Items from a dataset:
- - -

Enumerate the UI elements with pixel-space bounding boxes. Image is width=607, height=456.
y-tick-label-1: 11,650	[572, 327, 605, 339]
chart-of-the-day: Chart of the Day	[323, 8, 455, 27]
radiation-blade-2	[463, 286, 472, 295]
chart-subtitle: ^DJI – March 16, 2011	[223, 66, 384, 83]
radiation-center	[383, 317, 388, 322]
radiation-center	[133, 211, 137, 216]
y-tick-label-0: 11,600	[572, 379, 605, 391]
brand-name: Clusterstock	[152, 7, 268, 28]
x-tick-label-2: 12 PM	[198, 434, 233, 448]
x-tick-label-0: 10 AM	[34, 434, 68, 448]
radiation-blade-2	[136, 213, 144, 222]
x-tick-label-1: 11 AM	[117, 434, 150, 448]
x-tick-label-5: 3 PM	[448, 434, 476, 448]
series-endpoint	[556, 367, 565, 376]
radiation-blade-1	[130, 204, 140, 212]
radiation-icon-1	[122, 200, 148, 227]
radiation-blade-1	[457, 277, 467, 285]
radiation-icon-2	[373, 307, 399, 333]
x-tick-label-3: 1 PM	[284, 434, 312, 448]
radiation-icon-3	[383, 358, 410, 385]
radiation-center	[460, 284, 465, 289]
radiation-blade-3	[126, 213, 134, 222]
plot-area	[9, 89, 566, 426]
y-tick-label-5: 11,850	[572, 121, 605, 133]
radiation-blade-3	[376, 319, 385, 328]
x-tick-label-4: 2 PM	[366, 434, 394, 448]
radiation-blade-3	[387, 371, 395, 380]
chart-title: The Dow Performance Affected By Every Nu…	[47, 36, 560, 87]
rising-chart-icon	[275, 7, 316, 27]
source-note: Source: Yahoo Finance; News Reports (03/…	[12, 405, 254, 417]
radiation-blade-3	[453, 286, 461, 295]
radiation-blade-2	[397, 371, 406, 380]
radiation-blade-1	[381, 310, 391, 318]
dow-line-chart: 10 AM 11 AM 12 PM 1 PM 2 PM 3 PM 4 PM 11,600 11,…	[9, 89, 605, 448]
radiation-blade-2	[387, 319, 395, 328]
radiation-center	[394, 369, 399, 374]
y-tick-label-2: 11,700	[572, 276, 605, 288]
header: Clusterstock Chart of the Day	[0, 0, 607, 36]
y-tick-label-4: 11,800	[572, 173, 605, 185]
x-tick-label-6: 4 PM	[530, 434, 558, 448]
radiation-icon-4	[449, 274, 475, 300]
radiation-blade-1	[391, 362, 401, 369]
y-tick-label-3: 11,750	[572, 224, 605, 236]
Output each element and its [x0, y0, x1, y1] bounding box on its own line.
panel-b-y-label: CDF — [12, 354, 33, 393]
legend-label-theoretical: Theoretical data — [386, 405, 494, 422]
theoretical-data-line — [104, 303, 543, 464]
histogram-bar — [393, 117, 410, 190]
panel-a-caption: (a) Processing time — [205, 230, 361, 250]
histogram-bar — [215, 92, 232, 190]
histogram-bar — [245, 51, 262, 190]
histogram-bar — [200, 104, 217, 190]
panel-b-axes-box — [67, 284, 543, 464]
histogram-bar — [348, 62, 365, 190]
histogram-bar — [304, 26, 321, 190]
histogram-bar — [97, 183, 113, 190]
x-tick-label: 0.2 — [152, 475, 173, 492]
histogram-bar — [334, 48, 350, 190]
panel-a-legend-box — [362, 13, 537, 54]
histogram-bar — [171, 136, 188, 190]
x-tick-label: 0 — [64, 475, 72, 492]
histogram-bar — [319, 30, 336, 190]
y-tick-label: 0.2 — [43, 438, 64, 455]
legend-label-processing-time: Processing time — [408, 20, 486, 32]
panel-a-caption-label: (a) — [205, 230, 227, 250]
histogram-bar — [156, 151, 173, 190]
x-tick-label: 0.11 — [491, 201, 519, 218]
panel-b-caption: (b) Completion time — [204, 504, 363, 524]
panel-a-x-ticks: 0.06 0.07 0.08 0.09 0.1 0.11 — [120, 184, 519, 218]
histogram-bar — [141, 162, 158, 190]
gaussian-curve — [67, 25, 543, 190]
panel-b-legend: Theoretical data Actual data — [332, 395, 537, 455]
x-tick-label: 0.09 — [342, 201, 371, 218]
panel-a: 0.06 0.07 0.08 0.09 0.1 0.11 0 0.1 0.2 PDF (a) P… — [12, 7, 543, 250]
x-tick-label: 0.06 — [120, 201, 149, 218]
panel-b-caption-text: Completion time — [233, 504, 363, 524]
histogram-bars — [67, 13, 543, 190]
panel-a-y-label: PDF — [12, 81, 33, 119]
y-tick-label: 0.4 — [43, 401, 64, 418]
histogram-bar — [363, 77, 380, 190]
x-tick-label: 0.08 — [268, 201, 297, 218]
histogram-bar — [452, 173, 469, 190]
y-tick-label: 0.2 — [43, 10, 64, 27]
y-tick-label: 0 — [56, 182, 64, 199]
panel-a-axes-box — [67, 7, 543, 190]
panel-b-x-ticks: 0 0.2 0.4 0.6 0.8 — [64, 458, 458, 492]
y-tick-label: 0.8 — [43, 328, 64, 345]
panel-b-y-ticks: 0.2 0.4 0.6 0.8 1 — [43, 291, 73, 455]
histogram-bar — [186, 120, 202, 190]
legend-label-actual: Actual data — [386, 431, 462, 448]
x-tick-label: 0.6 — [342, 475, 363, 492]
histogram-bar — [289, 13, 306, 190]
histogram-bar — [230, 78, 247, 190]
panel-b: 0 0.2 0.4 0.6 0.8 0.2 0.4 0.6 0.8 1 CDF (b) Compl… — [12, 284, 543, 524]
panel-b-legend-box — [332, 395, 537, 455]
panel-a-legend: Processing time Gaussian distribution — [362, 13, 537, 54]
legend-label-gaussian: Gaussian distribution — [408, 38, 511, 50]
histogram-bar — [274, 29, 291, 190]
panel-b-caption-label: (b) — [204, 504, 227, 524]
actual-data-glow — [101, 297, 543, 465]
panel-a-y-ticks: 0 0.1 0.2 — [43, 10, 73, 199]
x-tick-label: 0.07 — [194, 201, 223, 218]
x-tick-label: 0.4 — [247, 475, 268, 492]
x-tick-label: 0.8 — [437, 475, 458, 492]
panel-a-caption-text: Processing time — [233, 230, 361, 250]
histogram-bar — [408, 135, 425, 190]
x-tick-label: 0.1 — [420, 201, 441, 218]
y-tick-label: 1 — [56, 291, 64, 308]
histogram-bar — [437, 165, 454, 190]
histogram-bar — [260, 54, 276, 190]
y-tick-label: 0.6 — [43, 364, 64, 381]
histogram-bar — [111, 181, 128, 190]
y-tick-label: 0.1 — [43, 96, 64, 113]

- - -

● GIVEN TASK:
Pull out every line of the records above that contains the string "center", matching case exactly, and copy each line in full.

● TASK RESULT:
radiation-center	[383, 317, 388, 322]
radiation-center	[133, 211, 137, 216]
radiation-center	[460, 284, 465, 289]
radiation-center	[394, 369, 399, 374]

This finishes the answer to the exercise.